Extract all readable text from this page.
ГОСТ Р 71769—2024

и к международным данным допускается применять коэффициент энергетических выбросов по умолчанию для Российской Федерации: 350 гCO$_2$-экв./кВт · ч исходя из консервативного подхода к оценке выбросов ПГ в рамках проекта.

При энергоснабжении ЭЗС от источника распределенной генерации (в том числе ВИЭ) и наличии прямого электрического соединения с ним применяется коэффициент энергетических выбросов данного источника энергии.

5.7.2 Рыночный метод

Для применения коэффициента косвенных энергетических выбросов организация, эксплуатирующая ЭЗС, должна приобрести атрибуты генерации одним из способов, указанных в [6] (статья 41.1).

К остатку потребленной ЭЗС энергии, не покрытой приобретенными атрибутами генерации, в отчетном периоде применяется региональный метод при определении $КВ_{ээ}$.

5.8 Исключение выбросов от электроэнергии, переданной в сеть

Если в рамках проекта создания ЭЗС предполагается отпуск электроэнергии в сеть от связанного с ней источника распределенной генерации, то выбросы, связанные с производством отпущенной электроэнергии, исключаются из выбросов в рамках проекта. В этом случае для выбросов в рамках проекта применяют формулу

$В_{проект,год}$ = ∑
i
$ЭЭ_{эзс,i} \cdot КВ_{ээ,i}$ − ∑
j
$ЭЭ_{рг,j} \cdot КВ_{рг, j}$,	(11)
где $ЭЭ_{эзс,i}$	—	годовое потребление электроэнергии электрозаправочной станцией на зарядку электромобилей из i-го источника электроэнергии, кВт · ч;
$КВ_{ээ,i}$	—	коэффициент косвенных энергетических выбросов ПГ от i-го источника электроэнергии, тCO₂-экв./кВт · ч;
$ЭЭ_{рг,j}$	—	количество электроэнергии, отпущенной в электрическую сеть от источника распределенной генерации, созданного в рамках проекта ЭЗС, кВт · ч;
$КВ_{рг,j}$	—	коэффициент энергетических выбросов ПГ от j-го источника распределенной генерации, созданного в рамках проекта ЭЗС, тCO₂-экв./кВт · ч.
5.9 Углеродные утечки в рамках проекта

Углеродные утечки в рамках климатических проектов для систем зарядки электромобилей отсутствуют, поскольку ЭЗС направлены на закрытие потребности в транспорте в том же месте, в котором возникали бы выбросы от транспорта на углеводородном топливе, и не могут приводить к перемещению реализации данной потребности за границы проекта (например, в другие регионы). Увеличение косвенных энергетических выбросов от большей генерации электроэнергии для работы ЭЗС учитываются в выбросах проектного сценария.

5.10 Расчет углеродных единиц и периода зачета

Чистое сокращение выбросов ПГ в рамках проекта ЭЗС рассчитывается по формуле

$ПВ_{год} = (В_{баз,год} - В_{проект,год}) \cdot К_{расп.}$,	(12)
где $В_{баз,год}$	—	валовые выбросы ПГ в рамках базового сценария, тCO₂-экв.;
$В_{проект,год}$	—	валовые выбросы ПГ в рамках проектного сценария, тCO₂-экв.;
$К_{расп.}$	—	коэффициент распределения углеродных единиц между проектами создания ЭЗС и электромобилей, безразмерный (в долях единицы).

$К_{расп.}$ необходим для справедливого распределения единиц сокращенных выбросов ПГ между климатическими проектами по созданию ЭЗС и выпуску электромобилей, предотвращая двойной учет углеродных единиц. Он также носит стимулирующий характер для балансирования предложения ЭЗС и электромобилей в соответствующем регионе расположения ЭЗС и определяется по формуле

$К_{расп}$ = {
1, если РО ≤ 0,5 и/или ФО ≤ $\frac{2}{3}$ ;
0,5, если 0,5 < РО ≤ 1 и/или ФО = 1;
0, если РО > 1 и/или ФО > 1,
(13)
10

====

* _Aim of the task_
Set all of the entries down again, exactly as they were given.

* _Response to the task_
Extract all readable text from this page.
ГОСТ Р 71769—2024

и к международным данным допускается применять коэффициент энергетических выбросов по умолчанию для Российской Федерации: 350 гCO$_2$-экв./кВт · ч исходя из консервативного подхода к оценке выбросов ПГ в рамках проекта.

При энергоснабжении ЭЗС от источника распределенной генерации (в том числе ВИЭ) и наличии прямого электрического соединения с ним применяется коэффициент энергетических выбросов данного источника энергии.

5.7.2 Рыночный метод

Для применения коэффициента косвенных энергетических выбросов организация, эксплуатирующая ЭЗС, должна приобрести атрибуты генерации одним из способов, указанных в [6] (статья 41.1).

К остатку потребленной ЭЗС энергии, не покрытой приобретенными атрибутами генерации, в отчетном периоде применяется региональный метод при определении $КВ_{ээ}$.

5.8 Исключение выбросов от электроэнергии, переданной в сеть

Если в рамках проекта создания ЭЗС предполагается отпуск электроэнергии в сеть от связанного с ней источника распределенной генерации, то выбросы, связанные с производством отпущенной электроэнергии, исключаются из выбросов в рамках проекта. В этом случае для выбросов в рамках проекта применяют формулу

$В_{проект,год}$ = ∑
i
$ЭЭ_{эзс,i} \cdot КВ_{ээ,i}$ − ∑
j
$ЭЭ_{рг,j} \cdot КВ_{рг, j}$,	(11)
где $ЭЭ_{эзс,i}$	—	годовое потребление электроэнергии электрозаправочной станцией на зарядку электромобилей из i-го источника электроэнергии, кВт · ч;
$КВ_{ээ,i}$	—	коэффициент косвенных энергетических выбросов ПГ от i-го источника электроэнергии, тCO₂-экв./кВт · ч;
$ЭЭ_{рг,j}$	—	количество электроэнергии, отпущенной в электрическую сеть от источника распределенной генерации, созданного в рамках проекта ЭЗС, кВт · ч;
$КВ_{рг,j}$	—	коэффициент энергетических выбросов ПГ от j-го источника распределенной генерации, созданного в рамках проекта ЭЗС, тCO₂-экв./кВт · ч.
5.9 Углеродные утечки в рамках проекта

Углеродные утечки в рамках климатических проектов для систем зарядки электромобилей отсутствуют, поскольку ЭЗС направлены на закрытие потребности в транспорте в том же месте, в котором возникали бы выбросы от транспорта на углеводородном топливе, и не могут приводить к перемещению реализации данной потребности за границы проекта (например, в другие регионы). Увеличение косвенных энергетических выбросов от большей генерации электроэнергии для работы ЭЗС учитываются в выбросах проектного сценария.

5.10 Расчет углеродных единиц и периода зачета

Чистое сокращение выбросов ПГ в рамках проекта ЭЗС рассчитывается по формуле

$ПВ_{год} = (В_{баз,год} - В_{проект,год}) \cdot К_{расп.}$,	(12)
где $В_{баз,год}$	—	валовые выбросы ПГ в рамках базового сценария, тCO₂-экв.;
$В_{проект,год}$	—	валовые выбросы ПГ в рамках проектного сценария, тCO₂-экв.;
$К_{расп.}$	—	коэффициент распределения углеродных единиц между проектами создания ЭЗС и электромобилей, безразмерный (в долях единицы).

$К_{расп.}$ необходим для справедливого распределения единиц сокращенных выбросов ПГ между климатическими проектами по созданию ЭЗС и выпуску электромобилей, предотвращая двойной учет углеродных единиц. Он также носит стимулирующий характер для балансирования предложения ЭЗС и электромобилей в соответствующем регионе расположения ЭЗС и определяется по формуле

$К_{расп}$ = {
1, если РО ≤ 0,5 и/или ФО ≤ $\frac{2}{3}$ ;
0,5, если 0,5 < РО ≤ 1 и/или ФО = 1;
0, если РО > 1 и/или ФО > 1,
(13)
10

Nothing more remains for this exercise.